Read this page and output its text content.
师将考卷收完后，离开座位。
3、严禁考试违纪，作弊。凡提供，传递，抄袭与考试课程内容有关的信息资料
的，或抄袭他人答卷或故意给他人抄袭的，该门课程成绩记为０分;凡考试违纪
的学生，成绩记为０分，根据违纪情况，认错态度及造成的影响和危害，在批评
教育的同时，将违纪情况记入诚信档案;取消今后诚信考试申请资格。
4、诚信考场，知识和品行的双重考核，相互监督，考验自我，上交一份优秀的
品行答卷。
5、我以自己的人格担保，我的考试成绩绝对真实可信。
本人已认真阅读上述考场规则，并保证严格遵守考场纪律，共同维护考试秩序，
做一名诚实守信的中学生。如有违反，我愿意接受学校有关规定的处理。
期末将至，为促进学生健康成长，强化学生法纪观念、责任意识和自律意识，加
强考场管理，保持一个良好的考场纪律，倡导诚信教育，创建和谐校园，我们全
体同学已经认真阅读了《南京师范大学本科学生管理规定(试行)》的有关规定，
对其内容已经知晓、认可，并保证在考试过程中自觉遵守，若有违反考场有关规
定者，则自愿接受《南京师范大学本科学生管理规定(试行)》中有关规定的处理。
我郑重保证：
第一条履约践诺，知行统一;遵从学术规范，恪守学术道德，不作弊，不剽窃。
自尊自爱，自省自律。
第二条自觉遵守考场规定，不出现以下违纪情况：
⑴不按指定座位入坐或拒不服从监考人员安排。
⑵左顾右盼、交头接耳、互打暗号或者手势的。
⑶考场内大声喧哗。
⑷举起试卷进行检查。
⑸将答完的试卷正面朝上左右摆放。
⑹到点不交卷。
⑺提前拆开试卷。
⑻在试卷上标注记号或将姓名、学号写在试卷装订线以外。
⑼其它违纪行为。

= = =

Request
Each line of the material should be echoed exactly.

Correct response
Read this page and output its text content.
师将考卷收完后，离开座位。
3、严禁考试违纪，作弊。凡提供，传递，抄袭与考试课程内容有关的信息资料
的，或抄袭他人答卷或故意给他人抄袭的，该门课程成绩记为０分;凡考试违纪
的学生，成绩记为０分，根据违纪情况，认错态度及造成的影响和危害，在批评
教育的同时，将违纪情况记入诚信档案;取消今后诚信考试申请资格。
4、诚信考场，知识和品行的双重考核，相互监督，考验自我，上交一份优秀的
品行答卷。
5、我以自己的人格担保，我的考试成绩绝对真实可信。
本人已认真阅读上述考场规则，并保证严格遵守考场纪律，共同维护考试秩序，
做一名诚实守信的中学生。如有违反，我愿意接受学校有关规定的处理。
期末将至，为促进学生健康成长，强化学生法纪观念、责任意识和自律意识，加
强考场管理，保持一个良好的考场纪律，倡导诚信教育，创建和谐校园，我们全
体同学已经认真阅读了《南京师范大学本科学生管理规定(试行)》的有关规定，
对其内容已经知晓、认可，并保证在考试过程中自觉遵守，若有违反考场有关规
定者，则自愿接受《南京师范大学本科学生管理规定(试行)》中有关规定的处理。
我郑重保证：
第一条履约践诺，知行统一;遵从学术规范，恪守学术道德，不作弊，不剽窃。
自尊自爱，自省自律。
第二条自觉遵守考场规定，不出现以下违纪情况：
⑴不按指定座位入坐或拒不服从监考人员安排。
⑵左顾右盼、交头接耳、互打暗号或者手势的。
⑶考场内大声喧哗。
⑷举起试卷进行检查。
⑸将答完的试卷正面朝上左右摆放。
⑹到点不交卷。
⑺提前拆开试卷。
⑻在试卷上标注记号或将姓名、学号写在试卷装订线以外。
⑼其它违纪行为。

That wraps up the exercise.